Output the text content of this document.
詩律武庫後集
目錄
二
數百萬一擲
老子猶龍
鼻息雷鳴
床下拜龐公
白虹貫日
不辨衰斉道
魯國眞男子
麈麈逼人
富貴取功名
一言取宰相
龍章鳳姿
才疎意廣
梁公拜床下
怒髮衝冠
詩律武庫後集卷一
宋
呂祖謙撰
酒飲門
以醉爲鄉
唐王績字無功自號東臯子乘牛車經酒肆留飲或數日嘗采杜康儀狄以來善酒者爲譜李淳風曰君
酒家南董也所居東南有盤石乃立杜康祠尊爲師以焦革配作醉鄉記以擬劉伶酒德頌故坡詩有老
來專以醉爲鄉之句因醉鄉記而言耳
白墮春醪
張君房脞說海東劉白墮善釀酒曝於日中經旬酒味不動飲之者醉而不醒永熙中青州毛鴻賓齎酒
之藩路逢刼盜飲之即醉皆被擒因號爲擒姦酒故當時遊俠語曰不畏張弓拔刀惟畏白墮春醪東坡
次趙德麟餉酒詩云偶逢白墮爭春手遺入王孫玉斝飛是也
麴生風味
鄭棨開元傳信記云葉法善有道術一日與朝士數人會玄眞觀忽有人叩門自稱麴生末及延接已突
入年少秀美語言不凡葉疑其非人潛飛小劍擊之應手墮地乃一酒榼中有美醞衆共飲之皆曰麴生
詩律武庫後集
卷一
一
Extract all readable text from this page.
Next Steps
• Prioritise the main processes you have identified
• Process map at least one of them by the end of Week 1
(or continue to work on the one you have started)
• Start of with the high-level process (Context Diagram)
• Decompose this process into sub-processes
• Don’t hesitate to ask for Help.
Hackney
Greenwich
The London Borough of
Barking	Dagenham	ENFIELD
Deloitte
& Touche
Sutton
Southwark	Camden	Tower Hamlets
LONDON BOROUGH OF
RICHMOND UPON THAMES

---+---

**Goal:** Everything from the line with "Extract all readable text from this page." to the end of the listing above needs to be duplicated exactly, both end lines included, with nothing more.

**Answer below:**
Extract all readable text from this page.
Next Steps
• Prioritise the main processes you have identified
• Process map at least one of them by the end of Week 1
(or continue to work on the one you have started)
• Start of with the high-level process (Context Diagram)
• Decompose this process into sub-processes
• Don’t hesitate to ask for Help.
Hackney
Greenwich
The London Borough of
Barking	Dagenham	ENFIELD
Deloitte
& Touche
Sutton
Southwark	Camden	Tower Hamlets
LONDON BOROUGH OF
RICHMOND UPON THAMES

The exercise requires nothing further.